* _The problem_
Copy out every line of the listing below word for word, leaving each one unchanged.

* Begin Records for the task *

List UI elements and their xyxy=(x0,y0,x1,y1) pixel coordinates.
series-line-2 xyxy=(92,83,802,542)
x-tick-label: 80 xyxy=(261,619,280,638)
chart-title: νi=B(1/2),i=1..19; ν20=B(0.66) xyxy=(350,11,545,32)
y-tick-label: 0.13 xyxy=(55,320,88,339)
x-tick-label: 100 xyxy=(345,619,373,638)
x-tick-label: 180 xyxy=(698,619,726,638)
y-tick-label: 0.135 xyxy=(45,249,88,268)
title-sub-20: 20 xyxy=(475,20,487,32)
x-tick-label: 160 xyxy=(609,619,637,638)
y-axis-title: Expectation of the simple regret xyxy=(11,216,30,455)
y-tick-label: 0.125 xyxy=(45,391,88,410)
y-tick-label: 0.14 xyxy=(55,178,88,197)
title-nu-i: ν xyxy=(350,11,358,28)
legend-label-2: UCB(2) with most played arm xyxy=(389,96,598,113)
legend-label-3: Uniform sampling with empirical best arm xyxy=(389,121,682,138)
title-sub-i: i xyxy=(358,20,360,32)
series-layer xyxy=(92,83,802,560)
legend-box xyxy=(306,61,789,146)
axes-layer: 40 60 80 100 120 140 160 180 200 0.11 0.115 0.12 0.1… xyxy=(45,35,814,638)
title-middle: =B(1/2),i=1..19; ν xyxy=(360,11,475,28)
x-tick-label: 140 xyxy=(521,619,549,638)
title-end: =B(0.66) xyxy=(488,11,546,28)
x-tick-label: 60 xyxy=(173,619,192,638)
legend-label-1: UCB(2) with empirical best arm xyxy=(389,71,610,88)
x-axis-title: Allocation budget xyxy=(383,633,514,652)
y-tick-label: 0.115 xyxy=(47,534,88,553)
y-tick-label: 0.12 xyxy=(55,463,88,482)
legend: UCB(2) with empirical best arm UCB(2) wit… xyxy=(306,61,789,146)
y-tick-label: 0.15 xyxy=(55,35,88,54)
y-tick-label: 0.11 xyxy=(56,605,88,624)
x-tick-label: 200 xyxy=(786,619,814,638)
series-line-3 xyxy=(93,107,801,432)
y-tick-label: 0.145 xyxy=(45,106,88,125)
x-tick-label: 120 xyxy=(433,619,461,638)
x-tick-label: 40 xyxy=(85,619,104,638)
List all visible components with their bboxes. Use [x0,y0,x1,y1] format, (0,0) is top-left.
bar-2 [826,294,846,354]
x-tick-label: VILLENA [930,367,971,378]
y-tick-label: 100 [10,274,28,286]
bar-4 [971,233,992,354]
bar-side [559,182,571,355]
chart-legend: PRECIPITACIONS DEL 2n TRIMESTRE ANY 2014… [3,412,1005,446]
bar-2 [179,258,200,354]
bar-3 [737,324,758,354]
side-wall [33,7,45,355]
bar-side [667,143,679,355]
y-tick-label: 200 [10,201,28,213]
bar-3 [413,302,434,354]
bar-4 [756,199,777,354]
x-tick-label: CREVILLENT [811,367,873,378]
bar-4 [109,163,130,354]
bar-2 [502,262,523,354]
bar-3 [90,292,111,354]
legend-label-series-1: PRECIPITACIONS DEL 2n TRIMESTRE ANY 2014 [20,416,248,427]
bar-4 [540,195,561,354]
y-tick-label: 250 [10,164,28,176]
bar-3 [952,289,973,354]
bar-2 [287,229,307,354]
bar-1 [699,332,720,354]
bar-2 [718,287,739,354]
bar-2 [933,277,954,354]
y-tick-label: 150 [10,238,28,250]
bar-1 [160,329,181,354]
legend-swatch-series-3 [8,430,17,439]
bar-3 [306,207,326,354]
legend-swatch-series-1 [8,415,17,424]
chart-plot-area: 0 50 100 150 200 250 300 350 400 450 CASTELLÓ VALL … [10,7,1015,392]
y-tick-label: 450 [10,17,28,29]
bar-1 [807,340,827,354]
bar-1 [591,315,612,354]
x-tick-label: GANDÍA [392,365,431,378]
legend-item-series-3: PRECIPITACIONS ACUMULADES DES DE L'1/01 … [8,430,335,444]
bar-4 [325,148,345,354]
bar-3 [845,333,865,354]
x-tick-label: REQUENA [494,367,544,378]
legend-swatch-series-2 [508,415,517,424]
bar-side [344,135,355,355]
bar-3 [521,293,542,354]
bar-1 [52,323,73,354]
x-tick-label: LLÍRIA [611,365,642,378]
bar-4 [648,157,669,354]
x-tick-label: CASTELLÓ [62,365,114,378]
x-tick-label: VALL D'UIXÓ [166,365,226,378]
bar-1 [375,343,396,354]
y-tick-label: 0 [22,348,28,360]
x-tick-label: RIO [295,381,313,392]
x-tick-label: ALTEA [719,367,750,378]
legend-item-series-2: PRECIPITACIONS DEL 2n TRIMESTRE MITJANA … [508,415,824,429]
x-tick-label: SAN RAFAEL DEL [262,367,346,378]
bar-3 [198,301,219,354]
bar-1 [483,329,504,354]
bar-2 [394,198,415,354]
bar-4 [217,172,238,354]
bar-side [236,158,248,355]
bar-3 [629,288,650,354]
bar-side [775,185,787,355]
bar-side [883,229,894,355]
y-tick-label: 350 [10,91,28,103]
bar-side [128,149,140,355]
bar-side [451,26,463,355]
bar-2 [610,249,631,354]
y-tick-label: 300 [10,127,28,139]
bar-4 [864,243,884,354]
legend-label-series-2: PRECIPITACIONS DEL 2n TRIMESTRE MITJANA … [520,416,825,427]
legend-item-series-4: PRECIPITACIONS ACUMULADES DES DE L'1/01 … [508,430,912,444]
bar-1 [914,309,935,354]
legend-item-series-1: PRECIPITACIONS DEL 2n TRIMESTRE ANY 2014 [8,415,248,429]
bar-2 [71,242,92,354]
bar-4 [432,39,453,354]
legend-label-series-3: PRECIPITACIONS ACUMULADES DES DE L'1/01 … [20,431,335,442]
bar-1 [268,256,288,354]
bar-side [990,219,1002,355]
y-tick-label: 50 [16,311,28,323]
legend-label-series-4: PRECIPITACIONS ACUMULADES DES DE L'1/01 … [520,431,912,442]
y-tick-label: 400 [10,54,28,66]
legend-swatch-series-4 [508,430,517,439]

* End Records for the task *

* _Final answer_
List UI elements and their xyxy=(x0,y0,x1,y1) pixel coordinates.
series-line-2 xyxy=(92,83,802,542)
x-tick-label: 80 xyxy=(261,619,280,638)
chart-title: νi=B(1/2),i=1..19; ν20=B(0.66) xyxy=(350,11,545,32)
y-tick-label: 0.13 xyxy=(55,320,88,339)
x-tick-label: 100 xyxy=(345,619,373,638)
x-tick-label: 180 xyxy=(698,619,726,638)
y-tick-label: 0.135 xyxy=(45,249,88,268)
title-sub-20: 20 xyxy=(475,20,487,32)
x-tick-label: 160 xyxy=(609,619,637,638)
y-axis-title: Expectation of the simple regret xyxy=(11,216,30,455)
y-tick-label: 0.125 xyxy=(45,391,88,410)
y-tick-label: 0.14 xyxy=(55,178,88,197)
title-nu-i: ν xyxy=(350,11,358,28)
legend-label-2: UCB(2) with most played arm xyxy=(389,96,598,113)
legend-label-3: Uniform sampling with empirical best arm xyxy=(389,121,682,138)
title-sub-i: i xyxy=(358,20,360,32)
series-layer xyxy=(92,83,802,560)
legend-box xyxy=(306,61,789,146)
axes-layer: 40 60 80 100 120 140 160 180 200 0.11 0.115 0.12 0.1… xyxy=(45,35,814,638)
title-middle: =B(1/2),i=1..19; ν xyxy=(360,11,475,28)
x-tick-label: 140 xyxy=(521,619,549,638)
title-end: =B(0.66) xyxy=(488,11,546,28)
x-tick-label: 60 xyxy=(173,619,192,638)
legend-label-1: UCB(2) with empirical best arm xyxy=(389,71,610,88)
x-axis-title: Allocation budget xyxy=(383,633,514,652)
y-tick-label: 0.115 xyxy=(47,534,88,553)
y-tick-label: 0.12 xyxy=(55,463,88,482)
legend: UCB(2) with empirical best arm UCB(2) wit… xyxy=(306,61,789,146)
y-tick-label: 0.15 xyxy=(55,35,88,54)
y-tick-label: 0.11 xyxy=(56,605,88,624)
x-tick-label: 200 xyxy=(786,619,814,638)
series-line-3 xyxy=(93,107,801,432)
y-tick-label: 0.145 xyxy=(45,106,88,125)
x-tick-label: 120 xyxy=(433,619,461,638)
x-tick-label: 40 xyxy=(85,619,104,638)
List all visible components with their bboxes. Use [x0,y0,x1,y1] format, (0,0) is top-left.
bar-2 [826,294,846,354]
x-tick-label: VILLENA [930,367,971,378]
y-tick-label: 100 [10,274,28,286]
bar-4 [971,233,992,354]
bar-side [559,182,571,355]
chart-legend: PRECIPITACIONS DEL 2n TRIMESTRE ANY 2014… [3,412,1005,446]
bar-2 [179,258,200,354]
bar-3 [737,324,758,354]
side-wall [33,7,45,355]
bar-side [667,143,679,355]
y-tick-label: 200 [10,201,28,213]
bar-3 [413,302,434,354]
bar-4 [756,199,777,354]
x-tick-label: CREVILLENT [811,367,873,378]
bar-4 [109,163,130,354]
bar-2 [502,262,523,354]
bar-3 [90,292,111,354]
legend-label-series-1: PRECIPITACIONS DEL 2n TRIMESTRE ANY 2014 [20,416,248,427]
bar-4 [540,195,561,354]
y-tick-label: 250 [10,164,28,176]
bar-3 [952,289,973,354]
bar-2 [287,229,307,354]
bar-1 [699,332,720,354]
bar-2 [718,287,739,354]
bar-2 [933,277,954,354]
y-tick-label: 150 [10,238,28,250]
bar-1 [160,329,181,354]
legend-swatch-series-3 [8,430,17,439]
bar-3 [306,207,326,354]
legend-swatch-series-1 [8,415,17,424]
chart-plot-area: 0 50 100 150 200 250 300 350 400 450 CASTELLÓ VALL … [10,7,1015,392]
y-tick-label: 450 [10,17,28,29]
bar-1 [807,340,827,354]
bar-1 [591,315,612,354]
x-tick-label: GANDÍA [392,365,431,378]
legend-item-series-3: PRECIPITACIONS ACUMULADES DES DE L'1/01 … [8,430,335,444]
bar-4 [325,148,345,354]
bar-3 [845,333,865,354]
x-tick-label: REQUENA [494,367,544,378]
legend-swatch-series-2 [508,415,517,424]
bar-side [344,135,355,355]
bar-3 [521,293,542,354]
bar-1 [52,323,73,354]
x-tick-label: LLÍRIA [611,365,642,378]
bar-4 [648,157,669,354]
x-tick-label: CASTELLÓ [62,365,114,378]
x-tick-label: VALL D'UIXÓ [166,365,226,378]
bar-1 [375,343,396,354]
y-tick-label: 0 [22,348,28,360]
x-tick-label: RIO [295,381,313,392]
x-tick-label: ALTEA [719,367,750,378]
legend-item-series-2: PRECIPITACIONS DEL 2n TRIMESTRE MITJANA … [508,415,824,429]
x-tick-label: SAN RAFAEL DEL [262,367,346,378]
bar-3 [198,301,219,354]
bar-1 [483,329,504,354]
bar-2 [394,198,415,354]
bar-4 [217,172,238,354]
bar-side [236,158,248,355]
bar-3 [629,288,650,354]
bar-side [775,185,787,355]
bar-side [883,229,894,355]
y-tick-label: 350 [10,91,28,103]
bar-side [128,149,140,355]
bar-side [451,26,463,355]
bar-2 [610,249,631,354]
y-tick-label: 300 [10,127,28,139]
bar-4 [864,243,884,354]
legend-label-series-2: PRECIPITACIONS DEL 2n TRIMESTRE MITJANA … [520,416,825,427]
legend-item-series-4: PRECIPITACIONS ACUMULADES DES DE L'1/01 … [508,430,912,444]
bar-1 [914,309,935,354]
legend-item-series-1: PRECIPITACIONS DEL 2n TRIMESTRE ANY 2014 [8,415,248,429]
bar-2 [71,242,92,354]
bar-4 [432,39,453,354]
legend-label-series-3: PRECIPITACIONS ACUMULADES DES DE L'1/01 … [20,431,335,442]
bar-1 [268,256,288,354]
bar-side [990,219,1002,355]
y-tick-label: 50 [16,311,28,323]
legend-label-series-4: PRECIPITACIONS ACUMULADES DES DE L'1/01 … [520,431,912,442]
y-tick-label: 400 [10,54,28,66]
legend-swatch-series-4 [508,430,517,439]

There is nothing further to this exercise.